'''

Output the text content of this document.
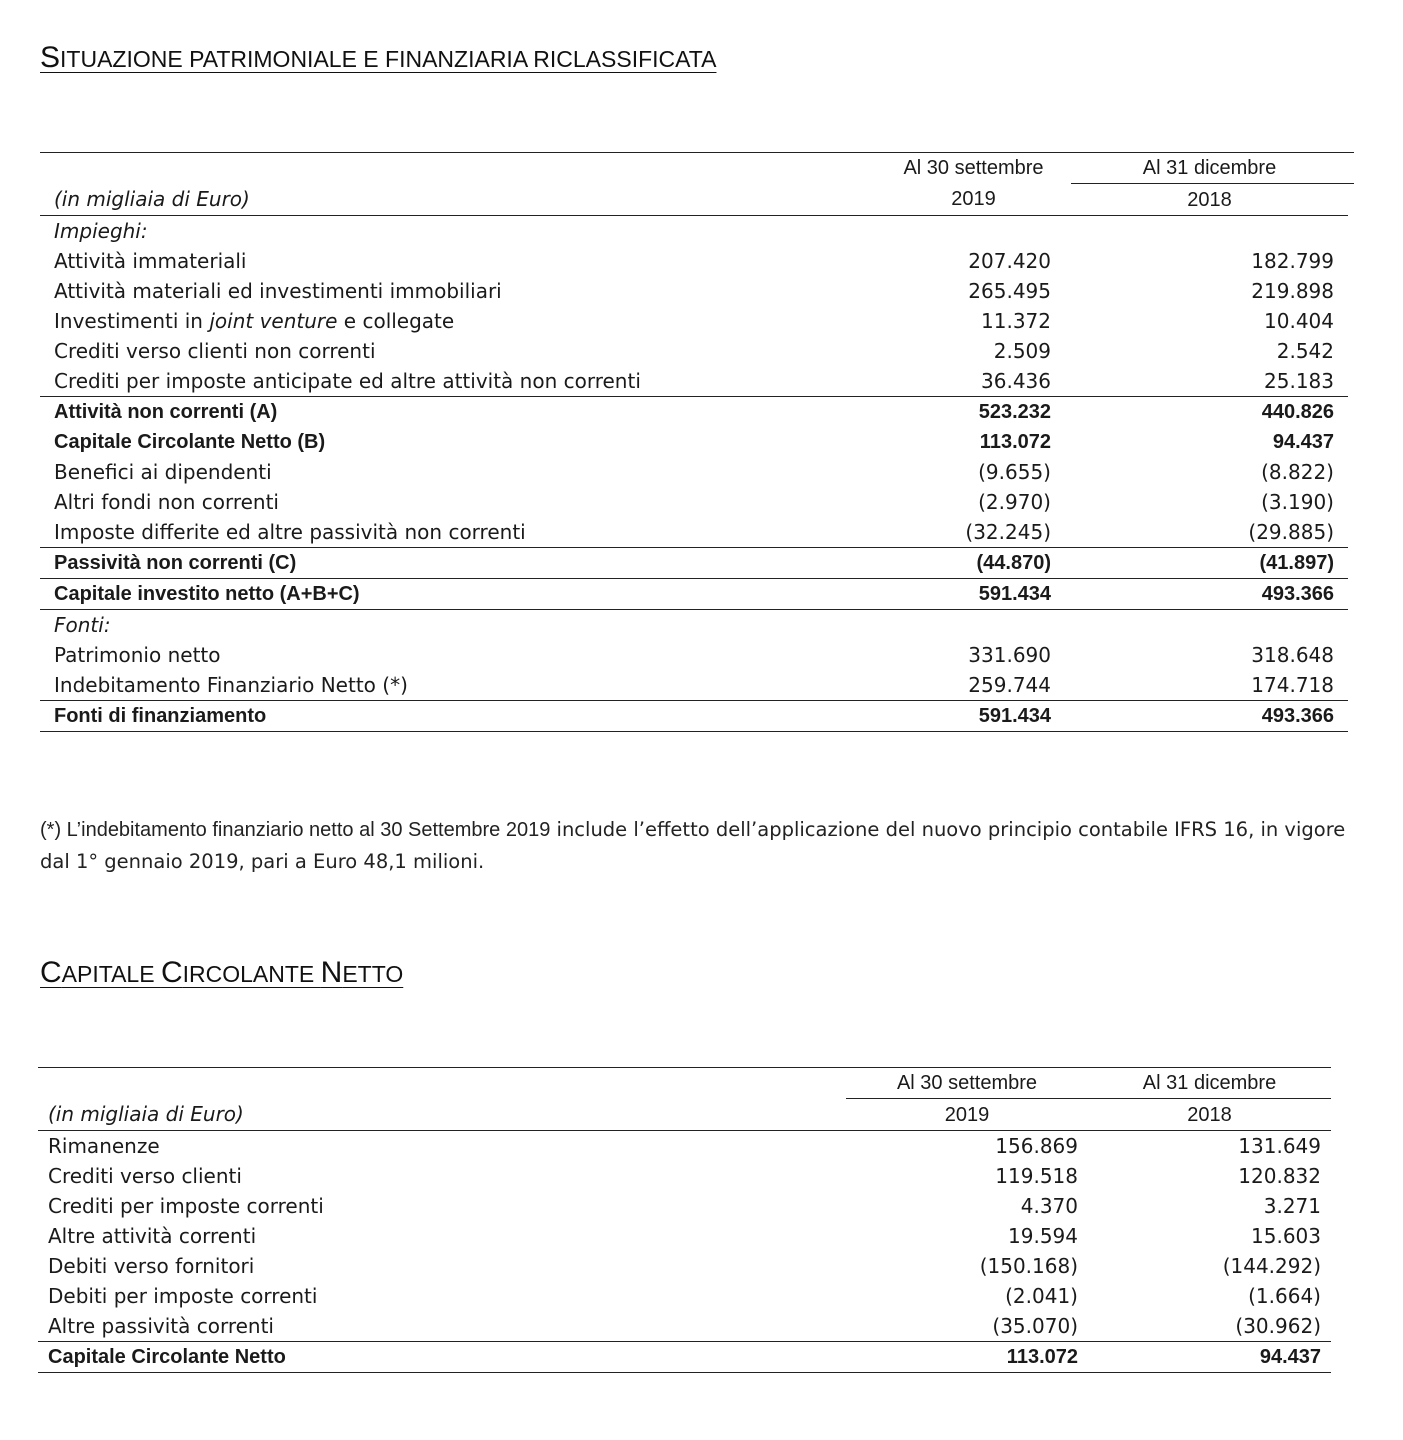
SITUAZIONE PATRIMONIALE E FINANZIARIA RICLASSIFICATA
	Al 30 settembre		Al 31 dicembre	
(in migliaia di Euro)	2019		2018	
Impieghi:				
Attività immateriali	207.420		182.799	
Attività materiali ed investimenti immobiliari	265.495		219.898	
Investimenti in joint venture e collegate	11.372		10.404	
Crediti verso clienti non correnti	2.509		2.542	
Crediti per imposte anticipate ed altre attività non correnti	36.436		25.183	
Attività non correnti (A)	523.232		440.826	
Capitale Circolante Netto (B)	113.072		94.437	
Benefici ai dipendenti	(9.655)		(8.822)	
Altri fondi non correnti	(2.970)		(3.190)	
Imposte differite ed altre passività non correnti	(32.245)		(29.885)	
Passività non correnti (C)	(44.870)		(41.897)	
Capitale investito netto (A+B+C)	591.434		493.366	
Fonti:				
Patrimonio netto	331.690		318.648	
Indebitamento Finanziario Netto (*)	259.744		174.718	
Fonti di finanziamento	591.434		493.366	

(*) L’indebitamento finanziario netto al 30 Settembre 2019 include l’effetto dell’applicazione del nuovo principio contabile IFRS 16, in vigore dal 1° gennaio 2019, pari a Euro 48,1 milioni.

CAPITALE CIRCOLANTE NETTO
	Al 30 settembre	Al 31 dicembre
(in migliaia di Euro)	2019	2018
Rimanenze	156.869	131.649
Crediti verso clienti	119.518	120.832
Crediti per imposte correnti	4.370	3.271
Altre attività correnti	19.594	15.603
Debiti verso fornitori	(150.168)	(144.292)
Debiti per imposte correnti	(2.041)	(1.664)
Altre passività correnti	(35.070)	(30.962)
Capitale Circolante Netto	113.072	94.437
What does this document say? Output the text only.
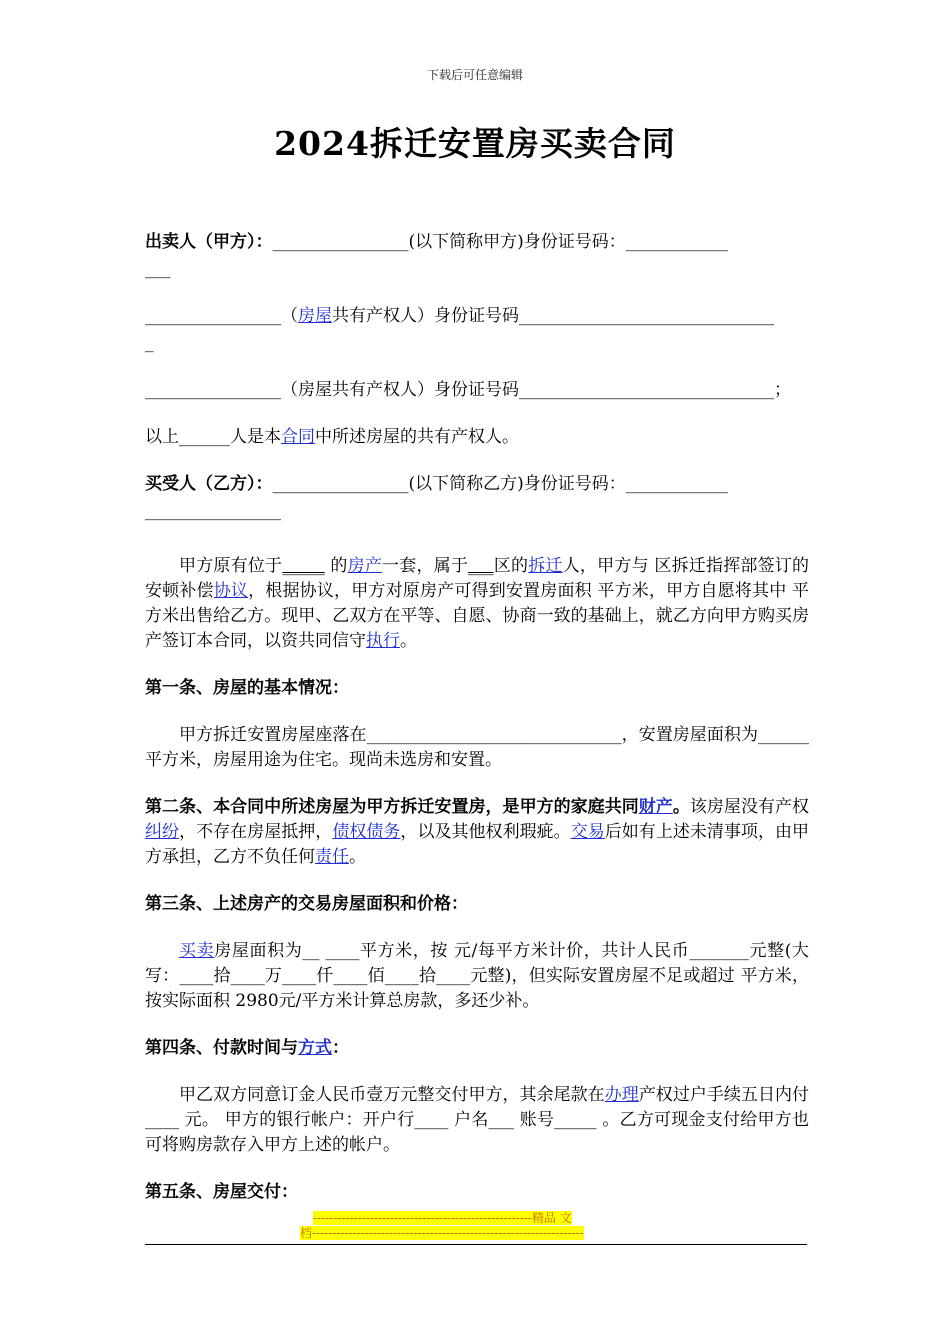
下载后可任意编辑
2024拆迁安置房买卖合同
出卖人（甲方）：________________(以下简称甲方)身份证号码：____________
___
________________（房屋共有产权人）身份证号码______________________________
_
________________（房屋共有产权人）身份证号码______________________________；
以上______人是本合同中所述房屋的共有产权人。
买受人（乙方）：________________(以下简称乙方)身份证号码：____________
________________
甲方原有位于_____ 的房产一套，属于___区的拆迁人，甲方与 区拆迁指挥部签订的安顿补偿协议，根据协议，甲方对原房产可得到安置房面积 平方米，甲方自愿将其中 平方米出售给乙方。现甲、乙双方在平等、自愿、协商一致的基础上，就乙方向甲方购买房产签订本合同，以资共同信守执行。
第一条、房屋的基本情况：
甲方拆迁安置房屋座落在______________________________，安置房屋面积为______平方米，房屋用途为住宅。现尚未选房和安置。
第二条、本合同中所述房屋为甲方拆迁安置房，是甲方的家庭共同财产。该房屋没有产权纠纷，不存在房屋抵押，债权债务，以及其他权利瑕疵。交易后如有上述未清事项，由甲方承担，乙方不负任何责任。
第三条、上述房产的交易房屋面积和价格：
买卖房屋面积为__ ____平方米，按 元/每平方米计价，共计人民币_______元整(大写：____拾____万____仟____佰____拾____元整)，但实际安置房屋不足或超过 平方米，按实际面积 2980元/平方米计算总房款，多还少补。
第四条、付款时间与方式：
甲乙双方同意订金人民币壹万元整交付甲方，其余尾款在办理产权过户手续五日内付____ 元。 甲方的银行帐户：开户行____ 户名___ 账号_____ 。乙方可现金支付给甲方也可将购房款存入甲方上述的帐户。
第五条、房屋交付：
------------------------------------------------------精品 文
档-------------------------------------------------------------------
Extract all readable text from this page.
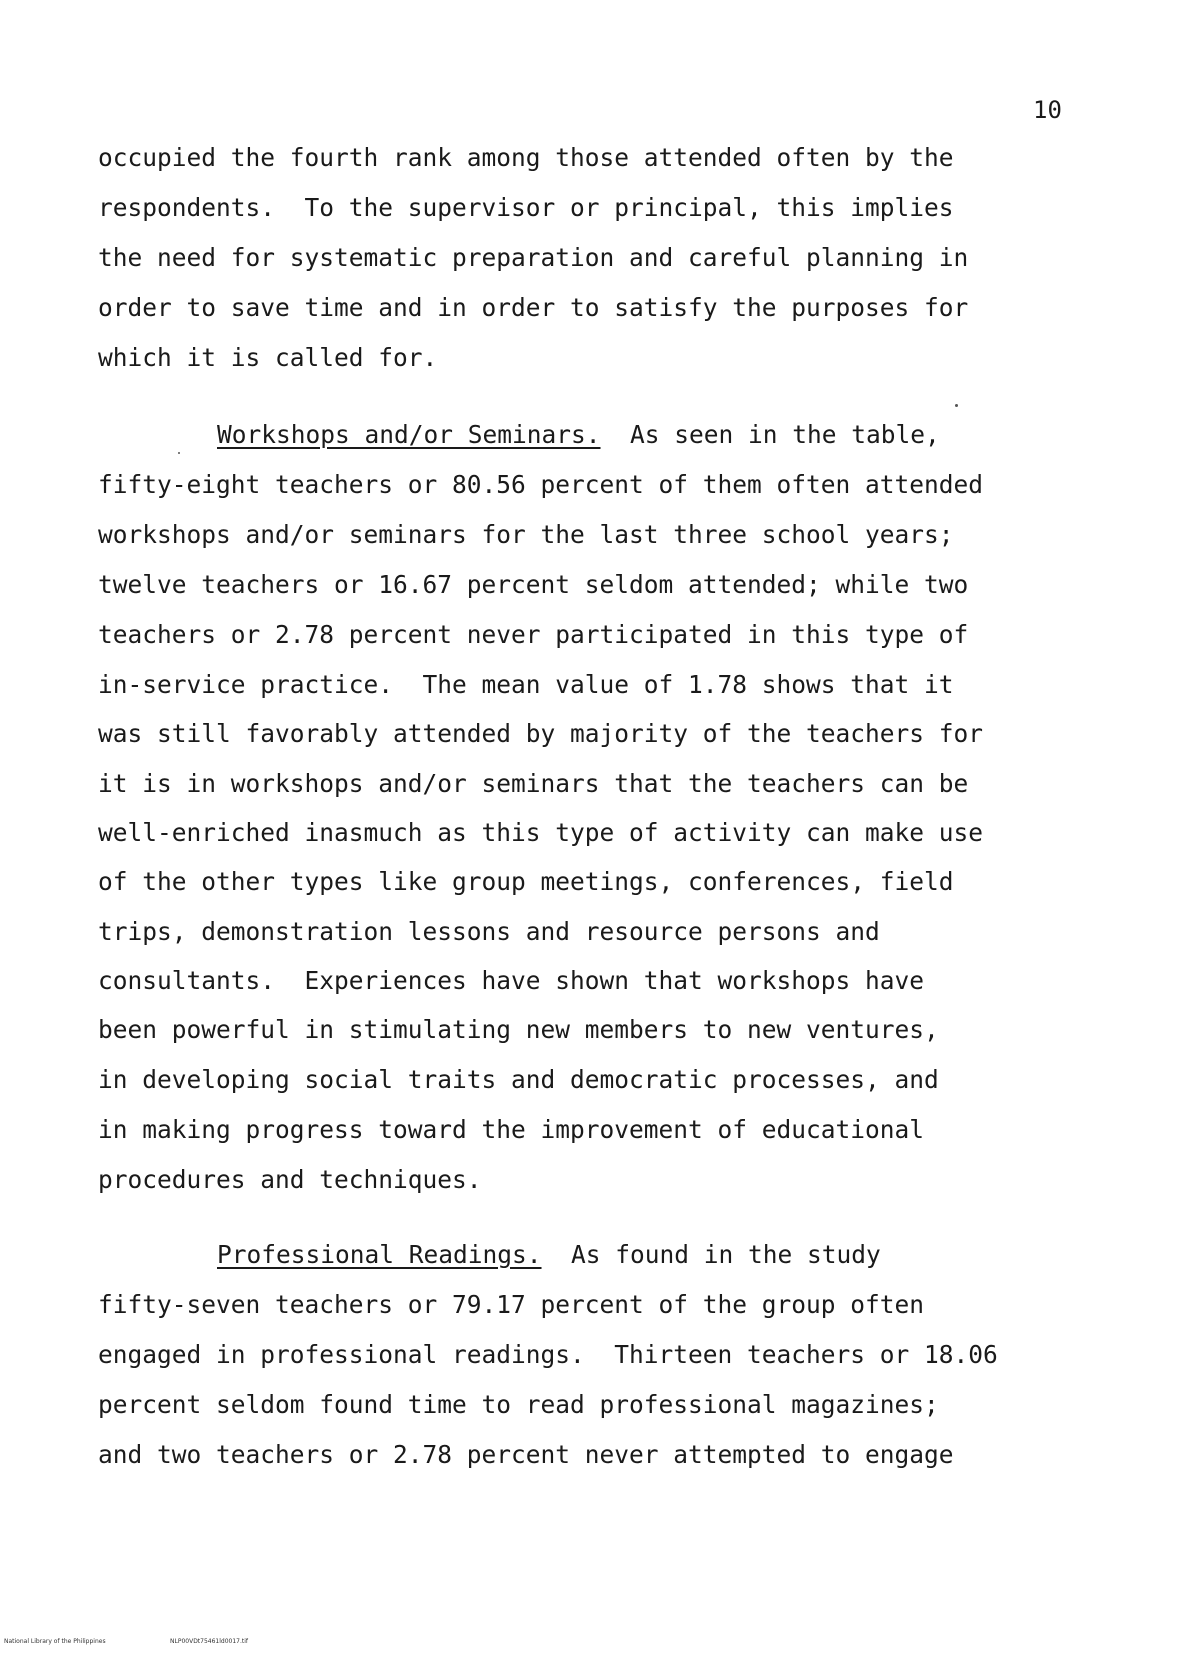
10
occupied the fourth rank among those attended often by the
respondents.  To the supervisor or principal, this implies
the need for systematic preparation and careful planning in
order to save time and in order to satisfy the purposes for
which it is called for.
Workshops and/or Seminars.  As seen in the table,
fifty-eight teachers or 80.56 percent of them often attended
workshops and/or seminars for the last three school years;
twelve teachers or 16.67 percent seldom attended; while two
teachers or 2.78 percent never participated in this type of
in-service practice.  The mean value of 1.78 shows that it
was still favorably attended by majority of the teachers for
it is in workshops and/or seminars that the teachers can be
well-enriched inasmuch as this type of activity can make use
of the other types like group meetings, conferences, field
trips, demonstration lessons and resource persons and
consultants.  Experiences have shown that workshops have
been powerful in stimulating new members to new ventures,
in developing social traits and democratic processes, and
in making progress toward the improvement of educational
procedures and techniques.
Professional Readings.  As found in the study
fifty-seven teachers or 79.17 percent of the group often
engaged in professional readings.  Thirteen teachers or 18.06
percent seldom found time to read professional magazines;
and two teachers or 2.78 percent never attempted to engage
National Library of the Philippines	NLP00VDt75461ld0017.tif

'''

● **WORK TO COMPLETE**
Reproduce each line exactly as it appears, omitting the pictures.

● **SOLUTION FOR THIS EXERCISE**
Output the text content of this document.
SITUAZIONE PATRIMONIALE E FINANZIARIA RICLASSIFICATA
	Al 30 settembre		Al 31 dicembre	
(in migliaia di Euro)	2019		2018	
Impieghi:				
Attività immateriali	207.420		182.799	
Attività materiali ed investimenti immobiliari	265.495		219.898	
Investimenti in joint venture e collegate	11.372		10.404	
Crediti verso clienti non correnti	2.509		2.542	
Crediti per imposte anticipate ed altre attività non correnti	36.436		25.183	
Attività non correnti (A)	523.232		440.826	
Capitale Circolante Netto (B)	113.072		94.437	
Benefici ai dipendenti	(9.655)		(8.822)	
Altri fondi non correnti	(2.970)		(3.190)	
Imposte differite ed altre passività non correnti	(32.245)		(29.885)	
Passività non correnti (C)	(44.870)		(41.897)	
Capitale investito netto (A+B+C)	591.434		493.366	
Fonti:				
Patrimonio netto	331.690		318.648	
Indebitamento Finanziario Netto (*)	259.744		174.718	
Fonti di finanziamento	591.434		493.366	

(*) L’indebitamento finanziario netto al 30 Settembre 2019 include l’effetto dell’applicazione del nuovo principio contabile IFRS 16, in vigore dal 1° gennaio 2019, pari a Euro 48,1 milioni.

CAPITALE CIRCOLANTE NETTO
	Al 30 settembre	Al 31 dicembre
(in migliaia di Euro)	2019	2018
Rimanenze	156.869	131.649
Crediti verso clienti	119.518	120.832
Crediti per imposte correnti	4.370	3.271
Altre attività correnti	19.594	15.603
Debiti verso fornitori	(150.168)	(144.292)
Debiti per imposte correnti	(2.041)	(1.664)
Altre passività correnti	(35.070)	(30.962)
Capitale Circolante Netto	113.072	94.437
What does this document say? Output the text only.
下载后可任意编辑
2024拆迁安置房买卖合同
出卖人（甲方）：________________(以下简称甲方)身份证号码：____________
___
________________（房屋共有产权人）身份证号码______________________________
_
________________（房屋共有产权人）身份证号码______________________________；
以上______人是本合同中所述房屋的共有产权人。
买受人（乙方）：________________(以下简称乙方)身份证号码：____________
________________
甲方原有位于_____ 的房产一套，属于___区的拆迁人，甲方与 区拆迁指挥部签订的安顿补偿协议，根据协议，甲方对原房产可得到安置房面积 平方米，甲方自愿将其中 平方米出售给乙方。现甲、乙双方在平等、自愿、协商一致的基础上，就乙方向甲方购买房产签订本合同，以资共同信守执行。
第一条、房屋的基本情况：
甲方拆迁安置房屋座落在______________________________，安置房屋面积为______平方米，房屋用途为住宅。现尚未选房和安置。
第二条、本合同中所述房屋为甲方拆迁安置房，是甲方的家庭共同财产。该房屋没有产权纠纷，不存在房屋抵押，债权债务，以及其他权利瑕疵。交易后如有上述未清事项，由甲方承担，乙方不负任何责任。
第三条、上述房产的交易房屋面积和价格：
买卖房屋面积为__ ____平方米，按 元/每平方米计价，共计人民币_______元整(大写：____拾____万____仟____佰____拾____元整)，但实际安置房屋不足或超过 平方米，按实际面积 2980元/平方米计算总房款，多还少补。
第四条、付款时间与方式：
甲乙双方同意订金人民币壹万元整交付甲方，其余尾款在办理产权过户手续五日内付____ 元。 甲方的银行帐户：开户行____ 户名___ 账号_____ 。乙方可现金支付给甲方也可将购房款存入甲方上述的帐户。
第五条、房屋交付：
------------------------------------------------------精品 文
档-------------------------------------------------------------------
Extract all readable text from this page.
10
occupied the fourth rank among those attended often by the
respondents.  To the supervisor or principal, this implies
the need for systematic preparation and careful planning in
order to save time and in order to satisfy the purposes for
which it is called for.
Workshops and/or Seminars.  As seen in the table,
fifty-eight teachers or 80.56 percent of them often attended
workshops and/or seminars for the last three school years;
twelve teachers or 16.67 percent seldom attended; while two
teachers or 2.78 percent never participated in this type of
in-service practice.  The mean value of 1.78 shows that it
was still favorably attended by majority of the teachers for
it is in workshops and/or seminars that the teachers can be
well-enriched inasmuch as this type of activity can make use
of the other types like group meetings, conferences, field
trips, demonstration lessons and resource persons and
consultants.  Experiences have shown that workshops have
been powerful in stimulating new members to new ventures,
in developing social traits and democratic processes, and
in making progress toward the improvement of educational
procedures and techniques.
Professional Readings.  As found in the study
fifty-seven teachers or 79.17 percent of the group often
engaged in professional readings.  Thirteen teachers or 18.06
percent seldom found time to read professional magazines;
and two teachers or 2.78 percent never attempted to engage
National Library of the Philippines	NLP00VDt75461ld0017.tif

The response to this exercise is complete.